(TO DO): From the entries below, list each line with "реографических".

(Data extracted from a collection)
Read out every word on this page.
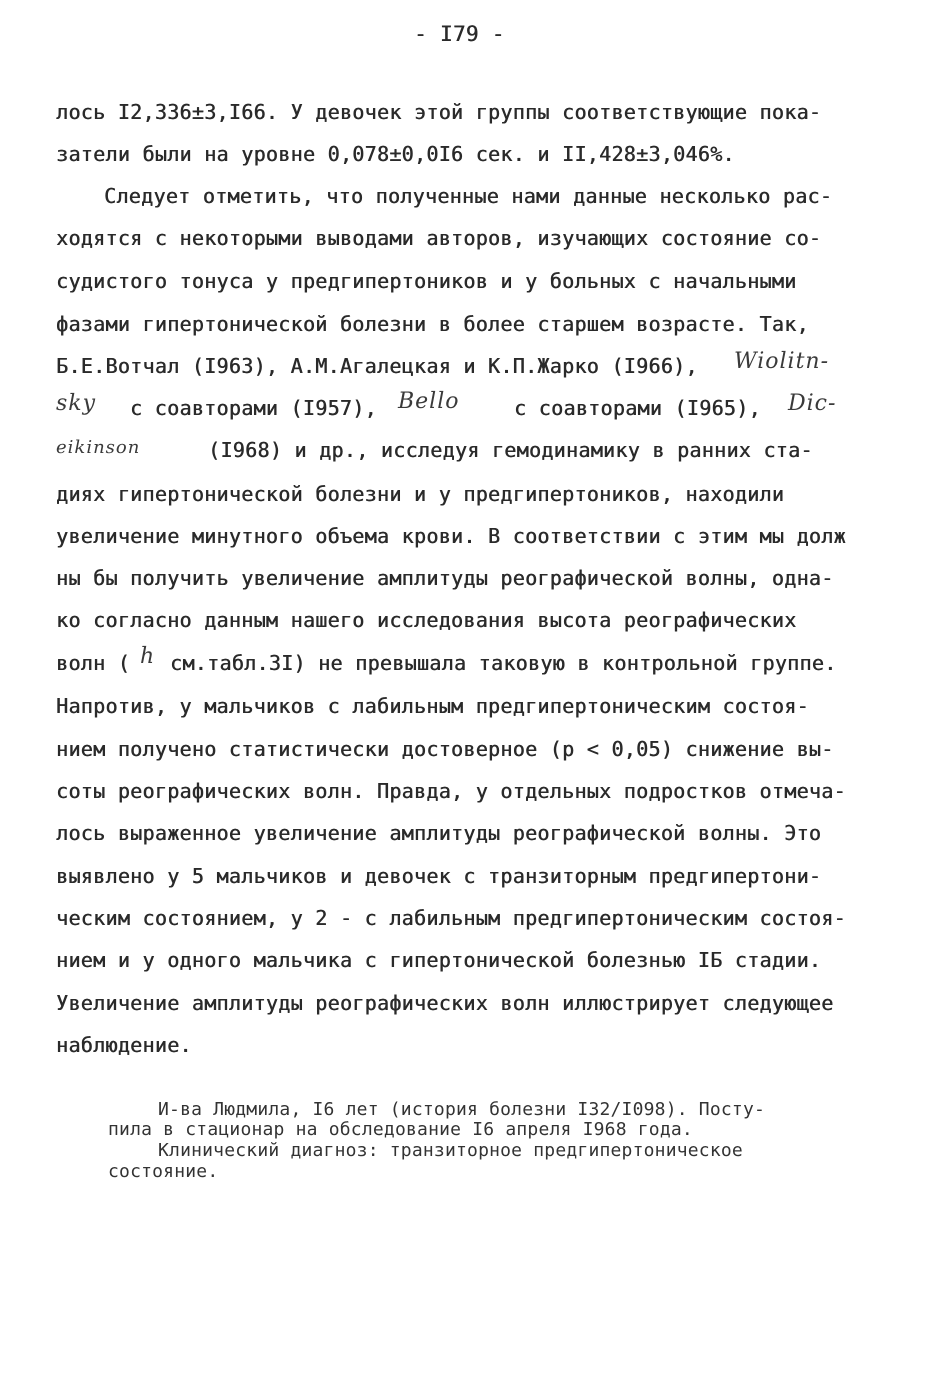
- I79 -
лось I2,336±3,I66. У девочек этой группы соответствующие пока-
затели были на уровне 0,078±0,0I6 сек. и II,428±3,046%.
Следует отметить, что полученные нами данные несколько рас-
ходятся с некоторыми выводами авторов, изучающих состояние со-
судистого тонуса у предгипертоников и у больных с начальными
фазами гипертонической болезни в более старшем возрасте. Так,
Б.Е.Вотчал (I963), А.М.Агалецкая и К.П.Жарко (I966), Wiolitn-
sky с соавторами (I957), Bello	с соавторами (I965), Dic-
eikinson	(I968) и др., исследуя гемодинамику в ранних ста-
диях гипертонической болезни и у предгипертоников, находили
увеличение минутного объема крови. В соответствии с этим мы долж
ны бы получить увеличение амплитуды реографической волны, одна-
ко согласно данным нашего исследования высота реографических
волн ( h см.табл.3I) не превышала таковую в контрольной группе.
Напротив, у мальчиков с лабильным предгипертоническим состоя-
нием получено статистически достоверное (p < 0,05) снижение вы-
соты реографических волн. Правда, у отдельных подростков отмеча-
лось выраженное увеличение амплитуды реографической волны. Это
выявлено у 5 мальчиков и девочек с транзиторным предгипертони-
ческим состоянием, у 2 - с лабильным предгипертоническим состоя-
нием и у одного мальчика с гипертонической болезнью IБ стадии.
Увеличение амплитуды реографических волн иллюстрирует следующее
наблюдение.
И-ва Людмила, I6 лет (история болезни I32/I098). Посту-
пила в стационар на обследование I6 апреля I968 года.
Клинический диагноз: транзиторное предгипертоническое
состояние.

...

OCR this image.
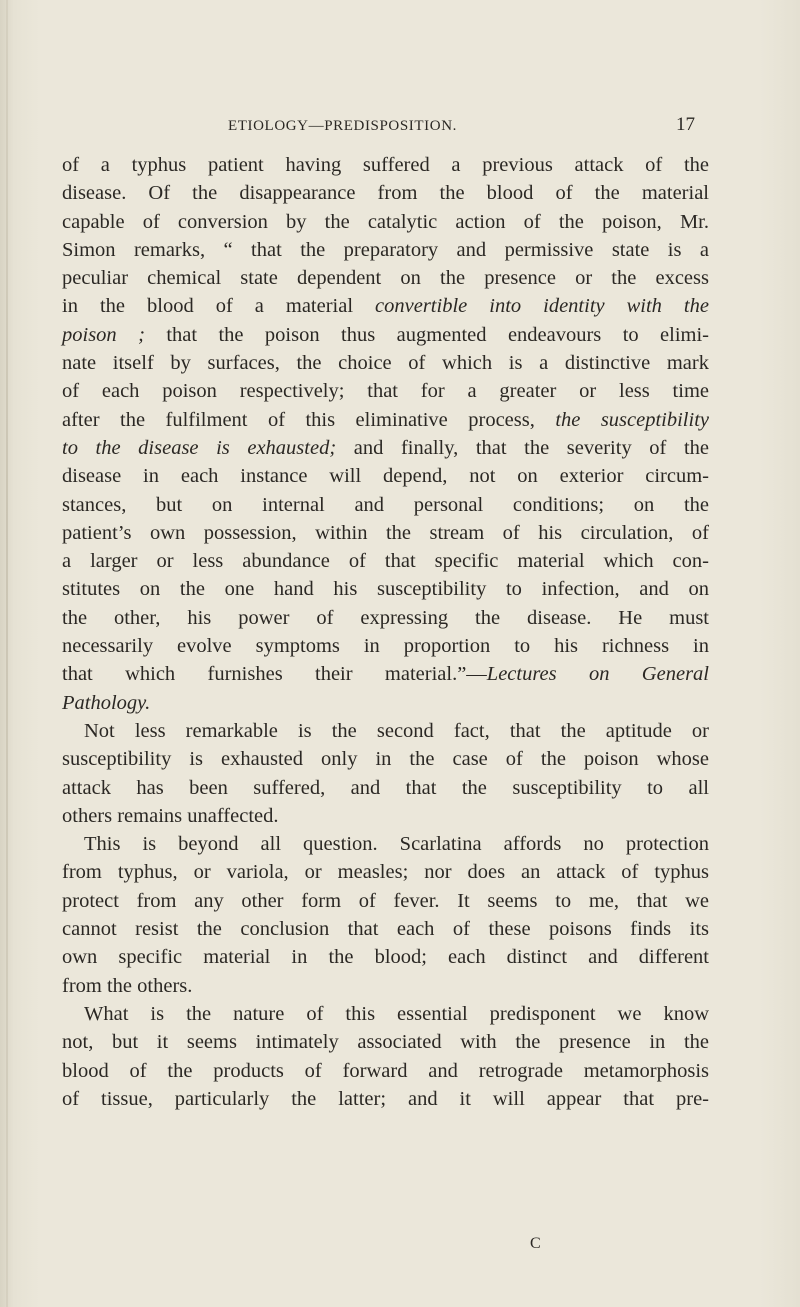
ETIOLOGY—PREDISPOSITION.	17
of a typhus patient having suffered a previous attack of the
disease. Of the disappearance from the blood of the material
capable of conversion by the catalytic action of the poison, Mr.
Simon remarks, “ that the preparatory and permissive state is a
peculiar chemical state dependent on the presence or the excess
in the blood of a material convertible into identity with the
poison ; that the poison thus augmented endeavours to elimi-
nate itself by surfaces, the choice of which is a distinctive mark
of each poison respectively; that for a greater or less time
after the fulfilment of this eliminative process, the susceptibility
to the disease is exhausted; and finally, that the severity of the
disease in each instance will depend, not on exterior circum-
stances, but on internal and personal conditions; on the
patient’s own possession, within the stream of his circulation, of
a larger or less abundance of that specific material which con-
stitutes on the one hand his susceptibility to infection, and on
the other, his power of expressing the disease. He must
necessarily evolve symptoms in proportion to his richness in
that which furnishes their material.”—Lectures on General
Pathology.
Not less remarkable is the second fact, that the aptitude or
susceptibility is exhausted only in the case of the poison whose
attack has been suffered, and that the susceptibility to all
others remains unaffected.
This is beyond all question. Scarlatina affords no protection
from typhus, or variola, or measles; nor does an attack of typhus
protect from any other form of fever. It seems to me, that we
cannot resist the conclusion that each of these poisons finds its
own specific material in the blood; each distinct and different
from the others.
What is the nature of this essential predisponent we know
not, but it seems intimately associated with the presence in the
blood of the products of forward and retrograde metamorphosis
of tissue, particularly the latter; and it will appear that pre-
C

(WRITTEN SOLUTION):
ко согласно данным нашего исследования высота реографических
соты реографических волн. Правда, у отдельных подростков отмеча-
Увеличение амплитуды реографических волн иллюстрирует следующее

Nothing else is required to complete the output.